____ Data provided

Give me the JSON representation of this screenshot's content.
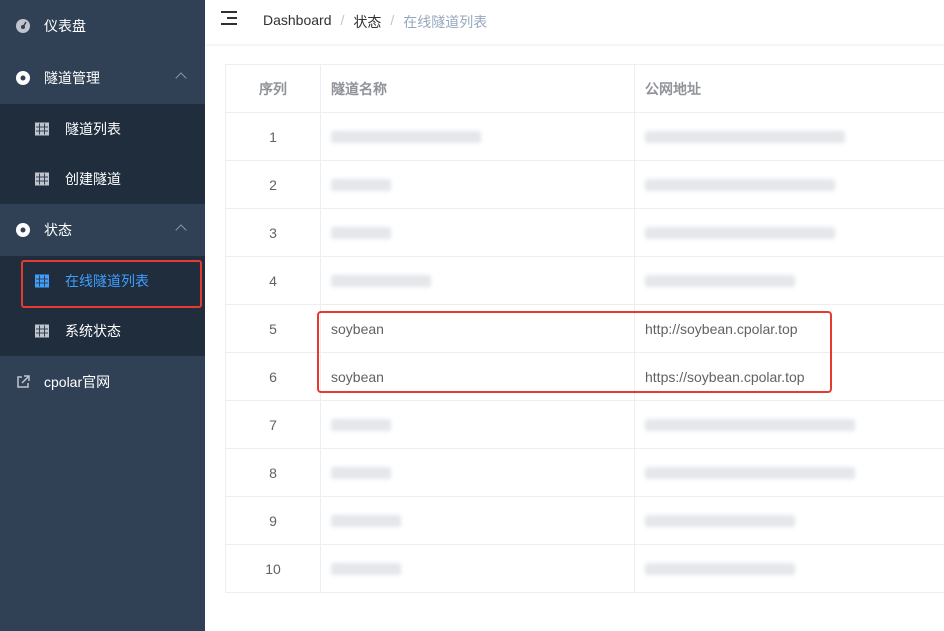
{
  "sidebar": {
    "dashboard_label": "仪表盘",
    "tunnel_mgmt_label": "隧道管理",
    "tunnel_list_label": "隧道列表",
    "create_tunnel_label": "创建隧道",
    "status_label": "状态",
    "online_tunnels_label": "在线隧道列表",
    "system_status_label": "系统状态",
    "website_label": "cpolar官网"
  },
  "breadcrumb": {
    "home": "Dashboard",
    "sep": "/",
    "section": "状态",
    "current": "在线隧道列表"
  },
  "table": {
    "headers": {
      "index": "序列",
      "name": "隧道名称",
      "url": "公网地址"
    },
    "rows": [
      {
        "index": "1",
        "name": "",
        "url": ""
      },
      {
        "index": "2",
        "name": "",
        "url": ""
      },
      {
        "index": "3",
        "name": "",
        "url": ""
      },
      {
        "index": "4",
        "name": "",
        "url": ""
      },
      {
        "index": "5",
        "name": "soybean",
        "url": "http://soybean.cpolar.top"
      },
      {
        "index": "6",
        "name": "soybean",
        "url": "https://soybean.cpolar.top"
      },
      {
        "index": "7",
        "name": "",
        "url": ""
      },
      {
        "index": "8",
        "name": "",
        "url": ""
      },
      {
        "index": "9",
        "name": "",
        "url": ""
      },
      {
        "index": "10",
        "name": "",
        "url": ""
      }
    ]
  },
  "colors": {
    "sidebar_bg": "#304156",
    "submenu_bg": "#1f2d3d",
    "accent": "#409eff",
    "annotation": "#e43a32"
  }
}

________

Goal: Identify each line in the records above containing the word "在线隧道列表"; copy those lines.

Solution to the problem:
    "online_tunnels_label": "在线隧道列表",
    "current": "在线隧道列表"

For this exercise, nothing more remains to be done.